§ Task requirements:
Please write out every line of the entries below word for word. Leave the pictures out.

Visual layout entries
____________________

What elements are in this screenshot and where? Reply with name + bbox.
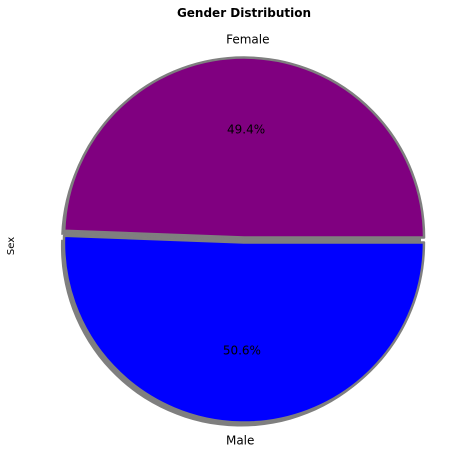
percent-label-female: 49.4% bbox=[227, 123, 265, 137]
percent-label-male: 50.6% bbox=[223, 344, 261, 358]
y-axis-label: Sex bbox=[6, 237, 17, 255]
slice-label-male: Male bbox=[226, 434, 254, 448]
chart-title: Gender Distribution bbox=[177, 6, 311, 20]
pie-slice-male bbox=[62, 234, 426, 424]
pie-slices-group bbox=[62, 56, 426, 424]
slice-label-female: Female bbox=[226, 33, 269, 47]
pie-labels-group: Female 49.4% Male 50.6% bbox=[223, 33, 270, 448]
pie-slice-female bbox=[62, 56, 426, 239]
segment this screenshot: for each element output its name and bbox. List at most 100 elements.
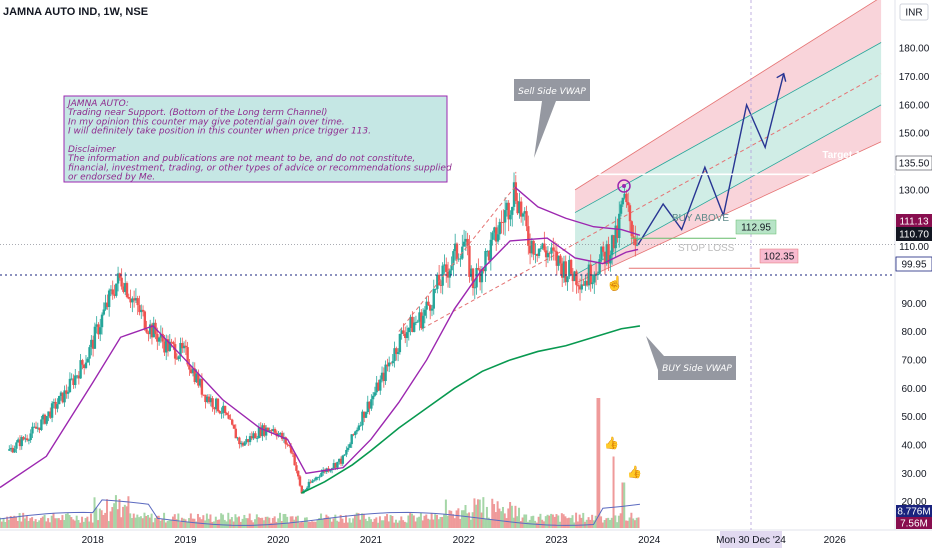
candle-body bbox=[400, 330, 403, 334]
candle-body bbox=[405, 332, 409, 339]
candle-body bbox=[387, 362, 391, 367]
volume-bar bbox=[403, 521, 406, 528]
volume-bar bbox=[551, 514, 554, 528]
candle-body bbox=[569, 259, 573, 274]
volume-bar bbox=[443, 514, 446, 528]
volume-bar bbox=[328, 518, 331, 528]
volume-bar bbox=[427, 518, 430, 528]
volume-bar bbox=[337, 521, 340, 528]
candle-body bbox=[143, 311, 147, 330]
price-tick-label: 60.00 bbox=[901, 384, 926, 395]
volume-bar bbox=[377, 522, 380, 528]
volume-bar bbox=[425, 514, 428, 528]
volume-bar bbox=[518, 507, 521, 528]
volume-bar bbox=[510, 505, 513, 528]
volume-bar bbox=[36, 521, 39, 528]
volume-bar bbox=[268, 517, 271, 528]
candle-body bbox=[54, 401, 57, 409]
stop-loss-tag bbox=[759, 248, 799, 264]
candle-body bbox=[610, 235, 614, 256]
volume-bar bbox=[16, 520, 19, 528]
volume-bar bbox=[56, 518, 59, 528]
candle-body bbox=[368, 401, 371, 409]
candle-body bbox=[179, 342, 182, 357]
volume-bar bbox=[489, 519, 492, 528]
candle-body bbox=[213, 407, 216, 410]
candle-body bbox=[257, 427, 261, 439]
volume-bar bbox=[216, 519, 219, 528]
volume-bar bbox=[571, 515, 574, 528]
volume-bar bbox=[143, 512, 146, 528]
candle-body bbox=[86, 358, 89, 363]
candle-body bbox=[254, 433, 257, 439]
note-box[interactable] bbox=[63, 95, 448, 183]
candle-body bbox=[234, 428, 237, 439]
candle-body bbox=[304, 489, 307, 491]
candle-body bbox=[138, 305, 141, 313]
volume-bar bbox=[11, 517, 14, 528]
volume-bar bbox=[564, 516, 567, 528]
volume-bar bbox=[530, 516, 533, 528]
currency-badge[interactable] bbox=[899, 3, 929, 21]
candle-body bbox=[56, 404, 59, 409]
hand-pointer-icon[interactable]: ☝ bbox=[606, 274, 623, 292]
candle-body bbox=[571, 273, 575, 282]
stop-loss-tag-text: 102.35 bbox=[764, 252, 795, 263]
volume-bar bbox=[498, 508, 501, 528]
volume-bar bbox=[409, 512, 412, 528]
volume-bar bbox=[396, 522, 399, 528]
candle-body bbox=[359, 425, 362, 427]
candle-body bbox=[332, 463, 336, 469]
candle-body bbox=[350, 434, 353, 445]
candle-body bbox=[216, 398, 220, 412]
level-lines[interactable] bbox=[0, 173, 895, 276]
candle-body bbox=[559, 255, 562, 264]
volume-bar bbox=[414, 521, 417, 528]
candle-body bbox=[329, 469, 332, 472]
volume-bar bbox=[505, 518, 508, 528]
candle-body bbox=[206, 396, 209, 403]
candle-body bbox=[409, 316, 412, 328]
volume-bar bbox=[172, 516, 175, 528]
sell-vwap-callout-bubble[interactable] bbox=[514, 79, 590, 158]
time-axis[interactable] bbox=[0, 530, 932, 550]
volume-bar bbox=[195, 521, 198, 528]
volume-bar bbox=[211, 521, 214, 528]
candle-body bbox=[618, 213, 621, 238]
volume-bar bbox=[541, 519, 544, 528]
candle-body bbox=[91, 339, 95, 349]
volume-bar bbox=[175, 519, 178, 528]
volume-bar bbox=[339, 514, 342, 528]
candle-body bbox=[377, 382, 380, 391]
volume-bar bbox=[229, 519, 232, 528]
thumbs-up-icon-2[interactable]: 👍 bbox=[627, 465, 642, 479]
time-tick-label: 2026 bbox=[824, 535, 847, 546]
volume-bar bbox=[50, 515, 53, 528]
volume-bar bbox=[54, 518, 57, 528]
candle-body bbox=[496, 234, 500, 242]
volume-bar bbox=[332, 518, 335, 528]
volume-bar bbox=[214, 516, 217, 528]
buy-vwap-callout-bubble[interactable] bbox=[646, 336, 736, 380]
volume-bar bbox=[334, 514, 337, 528]
thumbs-up-icon[interactable]: 👍 bbox=[604, 436, 619, 450]
candle-body bbox=[546, 252, 550, 258]
note-line: Trading near Support. (Bottom of the Lon… bbox=[68, 108, 327, 118]
volume-bar bbox=[150, 513, 153, 528]
volume-bar bbox=[193, 518, 196, 528]
volume-bar bbox=[164, 522, 167, 528]
volume-bar bbox=[266, 516, 269, 528]
candle-body bbox=[120, 277, 123, 287]
circle-marker-icon[interactable] bbox=[617, 179, 631, 193]
volume-bar bbox=[345, 515, 348, 528]
volume-bar bbox=[23, 518, 26, 528]
candle-body bbox=[115, 283, 118, 296]
volume-bar bbox=[471, 512, 474, 528]
volume-bar bbox=[630, 512, 633, 528]
candle-body bbox=[511, 206, 514, 215]
candle-body bbox=[371, 395, 375, 400]
price-tick-label: 150.00 bbox=[899, 129, 930, 140]
volume-bar bbox=[259, 517, 262, 528]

____________________

§ Completed exercise:
What elements are in this screenshot and where? Reply with name + bbox.
percent-label-female: 49.4% bbox=[227, 123, 265, 137]
percent-label-male: 50.6% bbox=[223, 344, 261, 358]
y-axis-label: Sex bbox=[6, 237, 17, 255]
slice-label-male: Male bbox=[226, 434, 254, 448]
chart-title: Gender Distribution bbox=[177, 6, 311, 20]
pie-slice-male bbox=[62, 234, 426, 424]
pie-slices-group bbox=[62, 56, 426, 424]
slice-label-female: Female bbox=[226, 33, 269, 47]
pie-labels-group: Female 49.4% Male 50.6% bbox=[223, 33, 270, 448]
pie-slice-female bbox=[62, 56, 426, 239]
segment this screenshot: for each element output its name and bbox. List at most 100 elements.
candle-body bbox=[400, 330, 403, 334]
candle-body bbox=[405, 332, 409, 339]
candle-body bbox=[387, 362, 391, 367]
volume-bar bbox=[403, 521, 406, 528]
volume-bar bbox=[551, 514, 554, 528]
candle-body bbox=[569, 259, 573, 274]
volume-bar bbox=[443, 514, 446, 528]
volume-bar bbox=[328, 518, 331, 528]
volume-bar bbox=[427, 518, 430, 528]
volume-bar bbox=[337, 521, 340, 528]
candle-body bbox=[143, 311, 147, 330]
price-tick-label: 60.00 bbox=[901, 384, 926, 395]
volume-bar bbox=[377, 522, 380, 528]
volume-bar bbox=[425, 514, 428, 528]
volume-bar bbox=[518, 507, 521, 528]
volume-bar bbox=[510, 505, 513, 528]
volume-bar bbox=[36, 521, 39, 528]
volume-bar bbox=[268, 517, 271, 528]
candle-body bbox=[54, 401, 57, 409]
stop-loss-tag bbox=[759, 248, 799, 264]
candle-body bbox=[610, 235, 614, 256]
volume-bar bbox=[16, 520, 19, 528]
volume-bar bbox=[56, 518, 59, 528]
candle-body bbox=[368, 401, 371, 409]
candle-body bbox=[179, 342, 182, 357]
volume-bar bbox=[489, 519, 492, 528]
candle-body bbox=[213, 407, 216, 410]
candle-body bbox=[257, 427, 261, 439]
volume-bar bbox=[216, 519, 219, 528]
volume-bar bbox=[571, 515, 574, 528]
volume-bar bbox=[143, 512, 146, 528]
candle-body bbox=[86, 358, 89, 363]
candle-body bbox=[254, 433, 257, 439]
note-box[interactable] bbox=[63, 95, 448, 183]
candle-body bbox=[234, 428, 237, 439]
candle-body bbox=[304, 489, 307, 491]
candle-body bbox=[138, 305, 141, 313]
volume-bar bbox=[11, 517, 14, 528]
volume-bar bbox=[564, 516, 567, 528]
volume-bar bbox=[530, 516, 533, 528]
currency-badge[interactable] bbox=[899, 3, 929, 21]
candle-body bbox=[56, 404, 59, 409]
hand-pointer-icon[interactable]: ☝ bbox=[606, 274, 623, 292]
candle-body bbox=[571, 273, 575, 282]
stop-loss-tag-text: 102.35 bbox=[764, 252, 795, 263]
volume-bar bbox=[498, 508, 501, 528]
volume-bar bbox=[409, 512, 412, 528]
volume-bar bbox=[396, 522, 399, 528]
candle-body bbox=[359, 425, 362, 427]
candle-body bbox=[332, 463, 336, 469]
candle-body bbox=[350, 434, 353, 445]
candle-body bbox=[216, 398, 220, 412]
level-lines[interactable] bbox=[0, 173, 895, 276]
candle-body bbox=[559, 255, 562, 264]
volume-bar bbox=[414, 521, 417, 528]
candle-body bbox=[329, 469, 332, 472]
volume-bar bbox=[505, 518, 508, 528]
candle-body bbox=[206, 396, 209, 403]
candle-body bbox=[409, 316, 412, 328]
volume-bar bbox=[172, 516, 175, 528]
sell-vwap-callout-bubble[interactable] bbox=[514, 79, 590, 158]
time-axis[interactable] bbox=[0, 530, 932, 550]
volume-bar bbox=[195, 521, 198, 528]
volume-bar bbox=[211, 521, 214, 528]
candle-body bbox=[618, 213, 621, 238]
volume-bar bbox=[541, 519, 544, 528]
candle-body bbox=[91, 339, 95, 349]
volume-bar bbox=[175, 519, 178, 528]
volume-bar bbox=[339, 514, 342, 528]
candle-body bbox=[377, 382, 380, 391]
volume-bar bbox=[229, 519, 232, 528]
thumbs-up-icon-2[interactable]: 👍 bbox=[627, 465, 642, 479]
time-tick-label: 2026 bbox=[824, 535, 847, 546]
volume-bar bbox=[50, 515, 53, 528]
volume-bar bbox=[54, 518, 57, 528]
candle-body bbox=[496, 234, 500, 242]
volume-bar bbox=[332, 518, 335, 528]
volume-bar bbox=[214, 516, 217, 528]
buy-vwap-callout-bubble[interactable] bbox=[646, 336, 736, 380]
volume-bar bbox=[334, 514, 337, 528]
thumbs-up-icon[interactable]: 👍 bbox=[604, 436, 619, 450]
candle-body bbox=[546, 252, 550, 258]
note-line: Trading near Support. (Bottom of the Lon… bbox=[68, 108, 327, 118]
volume-bar bbox=[150, 513, 153, 528]
volume-bar bbox=[193, 518, 196, 528]
volume-bar bbox=[164, 522, 167, 528]
volume-bar bbox=[266, 516, 269, 528]
candle-body bbox=[120, 277, 123, 287]
circle-marker-icon[interactable] bbox=[617, 179, 631, 193]
volume-bar bbox=[345, 515, 348, 528]
volume-bar bbox=[23, 518, 26, 528]
candle-body bbox=[115, 283, 118, 296]
volume-bar bbox=[471, 512, 474, 528]
volume-bar bbox=[630, 512, 633, 528]
candle-body bbox=[511, 206, 514, 215]
candle-body bbox=[371, 395, 375, 400]
price-tick-label: 150.00 bbox=[899, 129, 930, 140]
volume-bar bbox=[259, 517, 262, 528]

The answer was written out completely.